State how many lines of the records contain the string "name". Give the number alone.
**** DATA PROVIDED
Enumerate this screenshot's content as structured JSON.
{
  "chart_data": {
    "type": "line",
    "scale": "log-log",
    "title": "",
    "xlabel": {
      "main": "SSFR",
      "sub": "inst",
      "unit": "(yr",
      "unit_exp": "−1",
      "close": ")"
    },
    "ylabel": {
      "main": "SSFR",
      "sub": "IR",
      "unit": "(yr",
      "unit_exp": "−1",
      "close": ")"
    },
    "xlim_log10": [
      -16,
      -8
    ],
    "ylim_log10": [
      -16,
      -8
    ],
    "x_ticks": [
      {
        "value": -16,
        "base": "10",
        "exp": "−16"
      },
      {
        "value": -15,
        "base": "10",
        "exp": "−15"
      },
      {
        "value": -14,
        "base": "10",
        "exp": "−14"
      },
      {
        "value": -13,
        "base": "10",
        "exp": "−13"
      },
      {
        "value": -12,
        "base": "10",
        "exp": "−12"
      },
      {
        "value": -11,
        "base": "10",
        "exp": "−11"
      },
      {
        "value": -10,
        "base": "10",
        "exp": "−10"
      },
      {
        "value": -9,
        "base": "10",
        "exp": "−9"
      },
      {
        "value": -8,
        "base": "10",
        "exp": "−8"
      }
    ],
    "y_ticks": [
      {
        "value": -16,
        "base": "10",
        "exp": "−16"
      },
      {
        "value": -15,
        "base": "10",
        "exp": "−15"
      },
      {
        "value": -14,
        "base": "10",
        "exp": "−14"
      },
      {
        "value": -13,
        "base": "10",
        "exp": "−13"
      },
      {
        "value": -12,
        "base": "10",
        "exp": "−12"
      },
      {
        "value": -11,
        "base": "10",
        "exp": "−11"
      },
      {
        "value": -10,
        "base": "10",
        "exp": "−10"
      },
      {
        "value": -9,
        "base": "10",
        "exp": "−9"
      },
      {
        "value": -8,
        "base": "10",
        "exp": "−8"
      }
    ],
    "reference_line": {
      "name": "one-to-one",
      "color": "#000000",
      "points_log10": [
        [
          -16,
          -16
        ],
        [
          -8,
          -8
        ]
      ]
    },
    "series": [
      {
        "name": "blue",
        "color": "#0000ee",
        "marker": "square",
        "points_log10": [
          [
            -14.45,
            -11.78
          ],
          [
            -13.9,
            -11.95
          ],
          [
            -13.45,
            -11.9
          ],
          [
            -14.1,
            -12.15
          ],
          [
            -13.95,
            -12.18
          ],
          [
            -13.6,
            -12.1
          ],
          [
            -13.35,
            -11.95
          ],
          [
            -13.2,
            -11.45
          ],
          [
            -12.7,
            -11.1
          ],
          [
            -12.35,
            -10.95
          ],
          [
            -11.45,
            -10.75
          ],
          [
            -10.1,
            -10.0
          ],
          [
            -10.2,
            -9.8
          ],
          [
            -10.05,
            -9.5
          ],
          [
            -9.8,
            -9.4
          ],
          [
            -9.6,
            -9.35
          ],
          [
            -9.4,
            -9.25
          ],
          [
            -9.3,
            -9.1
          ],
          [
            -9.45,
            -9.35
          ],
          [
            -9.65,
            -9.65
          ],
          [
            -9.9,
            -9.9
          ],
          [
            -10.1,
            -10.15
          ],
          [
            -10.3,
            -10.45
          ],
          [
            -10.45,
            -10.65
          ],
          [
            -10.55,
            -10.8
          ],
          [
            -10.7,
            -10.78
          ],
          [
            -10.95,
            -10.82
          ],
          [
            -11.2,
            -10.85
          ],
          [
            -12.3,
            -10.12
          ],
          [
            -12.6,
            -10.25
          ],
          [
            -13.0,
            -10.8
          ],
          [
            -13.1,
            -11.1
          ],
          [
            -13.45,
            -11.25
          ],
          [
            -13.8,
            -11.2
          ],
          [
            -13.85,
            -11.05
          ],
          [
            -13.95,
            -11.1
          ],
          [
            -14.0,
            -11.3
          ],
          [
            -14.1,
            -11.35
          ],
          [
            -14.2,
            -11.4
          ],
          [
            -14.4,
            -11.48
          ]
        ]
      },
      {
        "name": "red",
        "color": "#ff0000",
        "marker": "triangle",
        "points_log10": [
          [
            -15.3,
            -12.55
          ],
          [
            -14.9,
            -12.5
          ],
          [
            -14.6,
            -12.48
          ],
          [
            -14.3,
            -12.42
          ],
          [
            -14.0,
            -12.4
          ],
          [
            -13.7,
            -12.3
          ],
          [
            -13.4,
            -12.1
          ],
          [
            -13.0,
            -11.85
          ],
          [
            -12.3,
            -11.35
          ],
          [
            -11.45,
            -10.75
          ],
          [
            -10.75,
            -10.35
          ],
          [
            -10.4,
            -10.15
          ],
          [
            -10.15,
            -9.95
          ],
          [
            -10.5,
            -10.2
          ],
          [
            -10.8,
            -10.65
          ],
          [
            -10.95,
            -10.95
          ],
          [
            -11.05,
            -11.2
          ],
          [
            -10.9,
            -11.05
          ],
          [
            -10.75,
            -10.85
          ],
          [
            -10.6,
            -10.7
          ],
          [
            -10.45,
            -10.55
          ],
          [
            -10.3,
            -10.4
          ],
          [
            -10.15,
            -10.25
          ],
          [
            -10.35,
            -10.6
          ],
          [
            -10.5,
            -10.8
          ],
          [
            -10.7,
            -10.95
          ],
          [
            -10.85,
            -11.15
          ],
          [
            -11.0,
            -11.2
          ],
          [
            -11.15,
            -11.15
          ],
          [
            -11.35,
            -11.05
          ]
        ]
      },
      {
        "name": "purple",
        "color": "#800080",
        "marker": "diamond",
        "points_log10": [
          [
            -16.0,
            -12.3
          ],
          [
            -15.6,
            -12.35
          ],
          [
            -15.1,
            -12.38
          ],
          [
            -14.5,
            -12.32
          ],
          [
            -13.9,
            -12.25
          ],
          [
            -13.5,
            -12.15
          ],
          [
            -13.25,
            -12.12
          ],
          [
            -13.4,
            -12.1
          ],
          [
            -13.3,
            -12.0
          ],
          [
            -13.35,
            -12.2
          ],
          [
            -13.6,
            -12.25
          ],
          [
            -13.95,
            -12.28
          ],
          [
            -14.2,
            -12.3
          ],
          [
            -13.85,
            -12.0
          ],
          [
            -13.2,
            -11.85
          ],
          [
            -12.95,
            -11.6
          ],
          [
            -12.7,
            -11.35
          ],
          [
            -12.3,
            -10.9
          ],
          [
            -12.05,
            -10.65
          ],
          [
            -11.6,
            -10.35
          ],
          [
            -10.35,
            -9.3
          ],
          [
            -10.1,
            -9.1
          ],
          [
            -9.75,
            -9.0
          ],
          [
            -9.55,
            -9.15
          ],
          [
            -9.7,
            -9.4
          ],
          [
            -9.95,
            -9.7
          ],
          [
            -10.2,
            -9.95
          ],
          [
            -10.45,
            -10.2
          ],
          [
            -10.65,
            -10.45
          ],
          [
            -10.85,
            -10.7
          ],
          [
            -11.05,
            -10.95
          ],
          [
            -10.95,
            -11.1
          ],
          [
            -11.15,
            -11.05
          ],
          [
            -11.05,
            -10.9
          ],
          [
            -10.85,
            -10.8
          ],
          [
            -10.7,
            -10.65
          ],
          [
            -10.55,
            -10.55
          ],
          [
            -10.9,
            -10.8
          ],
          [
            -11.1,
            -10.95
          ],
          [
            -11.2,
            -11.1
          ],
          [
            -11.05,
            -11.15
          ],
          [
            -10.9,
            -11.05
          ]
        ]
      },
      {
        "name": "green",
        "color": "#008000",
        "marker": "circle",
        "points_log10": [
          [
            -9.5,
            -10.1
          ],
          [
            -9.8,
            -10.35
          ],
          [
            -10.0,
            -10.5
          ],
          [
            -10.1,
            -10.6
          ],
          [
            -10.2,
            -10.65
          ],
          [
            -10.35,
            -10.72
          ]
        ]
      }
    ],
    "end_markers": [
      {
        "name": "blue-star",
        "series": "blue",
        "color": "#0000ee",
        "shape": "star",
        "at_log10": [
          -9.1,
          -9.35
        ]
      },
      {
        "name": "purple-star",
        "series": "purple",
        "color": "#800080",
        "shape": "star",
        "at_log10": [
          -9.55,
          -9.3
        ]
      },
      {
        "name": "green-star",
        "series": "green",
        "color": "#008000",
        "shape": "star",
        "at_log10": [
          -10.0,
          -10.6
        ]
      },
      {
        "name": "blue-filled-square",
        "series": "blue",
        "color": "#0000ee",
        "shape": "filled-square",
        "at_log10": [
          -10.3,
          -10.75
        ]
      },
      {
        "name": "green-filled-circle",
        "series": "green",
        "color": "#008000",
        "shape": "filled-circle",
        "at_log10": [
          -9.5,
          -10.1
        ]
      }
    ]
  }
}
********
_WORKED SOLUTION:_
10